WHAT TO WORK ON: The records that follow should be retyped word for word.
:: ENTRIES SUPPLIED
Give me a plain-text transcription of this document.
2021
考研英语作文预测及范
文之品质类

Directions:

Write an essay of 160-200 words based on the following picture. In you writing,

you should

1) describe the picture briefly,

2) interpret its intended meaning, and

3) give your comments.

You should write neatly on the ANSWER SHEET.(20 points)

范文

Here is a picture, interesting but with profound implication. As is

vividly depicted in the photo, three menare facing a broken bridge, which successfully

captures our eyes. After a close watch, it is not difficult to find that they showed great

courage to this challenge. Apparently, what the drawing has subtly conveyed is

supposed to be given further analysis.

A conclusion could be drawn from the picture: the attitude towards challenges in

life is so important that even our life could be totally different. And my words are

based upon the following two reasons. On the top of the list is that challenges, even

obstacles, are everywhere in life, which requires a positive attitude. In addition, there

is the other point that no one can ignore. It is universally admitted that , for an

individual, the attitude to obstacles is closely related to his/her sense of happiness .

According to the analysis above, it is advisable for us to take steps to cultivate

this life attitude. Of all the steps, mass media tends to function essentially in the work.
::::
ANSWER TO THIS EXERCISE:
Give me a plain-text transcription of this document.
2021
考研英语作文预测及范
文之品质类

Directions:

Write an essay of 160-200 words based on the following picture. In you writing,

you should

1) describe the picture briefly,

2) interpret its intended meaning, and

3) give your comments.

You should write neatly on the ANSWER SHEET.(20 points)

范文

Here is a picture, interesting but with profound implication. As is

vividly depicted in the photo, three menare facing a broken bridge, which successfully

captures our eyes. After a close watch, it is not difficult to find that they showed great

courage to this challenge. Apparently, what the drawing has subtly conveyed is

supposed to be given further analysis.

A conclusion could be drawn from the picture: the attitude towards challenges in

life is so important that even our life could be totally different. And my words are

based upon the following two reasons. On the top of the list is that challenges, even

obstacles, are everywhere in life, which requires a positive attitude. In addition, there

is the other point that no one can ignore. It is universally admitted that , for an

individual, the attitude to obstacles is closely related to his/her sense of happiness .

According to the analysis above, it is advisable for us to take steps to cultivate

this life attitude. Of all the steps, mass media tends to function essentially in the work.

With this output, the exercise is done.